## Written problem
Which lines include the word "control"? Copy each of them.

+-------+

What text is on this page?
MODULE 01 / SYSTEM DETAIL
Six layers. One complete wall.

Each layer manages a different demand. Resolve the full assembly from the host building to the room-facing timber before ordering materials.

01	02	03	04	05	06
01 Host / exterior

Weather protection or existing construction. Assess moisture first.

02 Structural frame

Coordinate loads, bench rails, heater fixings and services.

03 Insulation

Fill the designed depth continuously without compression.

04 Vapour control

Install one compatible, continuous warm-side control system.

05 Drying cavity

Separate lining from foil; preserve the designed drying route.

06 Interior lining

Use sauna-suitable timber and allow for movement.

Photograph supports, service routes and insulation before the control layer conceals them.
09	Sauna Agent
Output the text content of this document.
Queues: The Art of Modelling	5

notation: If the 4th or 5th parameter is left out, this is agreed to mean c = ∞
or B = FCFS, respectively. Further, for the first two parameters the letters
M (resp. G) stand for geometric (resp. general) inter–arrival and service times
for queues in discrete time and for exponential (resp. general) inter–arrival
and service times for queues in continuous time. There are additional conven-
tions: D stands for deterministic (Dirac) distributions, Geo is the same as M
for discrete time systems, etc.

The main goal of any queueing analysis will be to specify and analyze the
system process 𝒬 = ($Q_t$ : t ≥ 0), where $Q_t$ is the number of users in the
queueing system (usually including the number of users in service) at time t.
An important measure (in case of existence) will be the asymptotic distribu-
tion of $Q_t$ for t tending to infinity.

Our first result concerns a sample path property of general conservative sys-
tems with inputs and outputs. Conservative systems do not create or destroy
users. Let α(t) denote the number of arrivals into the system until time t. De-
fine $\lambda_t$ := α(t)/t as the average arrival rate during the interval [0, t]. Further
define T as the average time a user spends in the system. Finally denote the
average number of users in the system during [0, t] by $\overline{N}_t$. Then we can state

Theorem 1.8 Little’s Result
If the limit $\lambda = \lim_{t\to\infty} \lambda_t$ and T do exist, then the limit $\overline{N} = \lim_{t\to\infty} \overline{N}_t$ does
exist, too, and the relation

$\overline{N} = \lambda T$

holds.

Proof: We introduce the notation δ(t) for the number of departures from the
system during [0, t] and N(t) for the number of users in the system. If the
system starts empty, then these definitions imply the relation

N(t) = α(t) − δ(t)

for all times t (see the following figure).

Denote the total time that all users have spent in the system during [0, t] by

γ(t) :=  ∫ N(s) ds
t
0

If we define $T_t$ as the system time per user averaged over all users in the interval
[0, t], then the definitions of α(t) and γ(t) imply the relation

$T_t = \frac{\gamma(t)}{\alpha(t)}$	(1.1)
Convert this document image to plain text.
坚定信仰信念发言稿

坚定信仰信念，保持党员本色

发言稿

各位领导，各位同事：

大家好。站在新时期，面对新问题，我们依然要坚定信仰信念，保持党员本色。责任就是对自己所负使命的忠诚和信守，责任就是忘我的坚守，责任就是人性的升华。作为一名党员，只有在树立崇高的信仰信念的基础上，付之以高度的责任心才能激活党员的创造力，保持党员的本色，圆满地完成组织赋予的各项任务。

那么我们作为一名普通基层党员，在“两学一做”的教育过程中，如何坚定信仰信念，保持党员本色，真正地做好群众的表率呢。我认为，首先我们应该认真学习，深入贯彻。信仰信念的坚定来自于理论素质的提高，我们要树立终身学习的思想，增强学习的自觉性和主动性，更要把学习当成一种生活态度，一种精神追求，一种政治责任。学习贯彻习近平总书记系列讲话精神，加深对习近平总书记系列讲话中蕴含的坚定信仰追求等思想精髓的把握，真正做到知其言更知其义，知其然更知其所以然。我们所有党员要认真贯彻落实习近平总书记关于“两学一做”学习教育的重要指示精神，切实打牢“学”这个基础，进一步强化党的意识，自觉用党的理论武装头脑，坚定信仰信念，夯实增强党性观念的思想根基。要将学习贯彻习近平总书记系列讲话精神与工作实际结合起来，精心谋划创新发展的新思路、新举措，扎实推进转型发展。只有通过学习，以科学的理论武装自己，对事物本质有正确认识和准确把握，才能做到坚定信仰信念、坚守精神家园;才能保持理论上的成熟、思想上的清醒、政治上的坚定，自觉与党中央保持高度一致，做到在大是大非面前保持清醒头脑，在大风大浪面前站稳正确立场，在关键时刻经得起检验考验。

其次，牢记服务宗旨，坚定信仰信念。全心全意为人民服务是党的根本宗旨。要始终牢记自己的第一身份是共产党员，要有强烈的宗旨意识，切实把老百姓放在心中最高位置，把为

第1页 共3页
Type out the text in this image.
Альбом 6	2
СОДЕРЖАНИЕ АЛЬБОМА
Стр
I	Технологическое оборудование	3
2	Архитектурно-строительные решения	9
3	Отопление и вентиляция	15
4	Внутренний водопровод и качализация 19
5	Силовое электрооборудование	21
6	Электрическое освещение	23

+-------+

## Result of the exercise
04 Vapour control
Install one compatible, continuous warm-side control system.
Photograph supports, service routes and insulation before the control layer conceals them.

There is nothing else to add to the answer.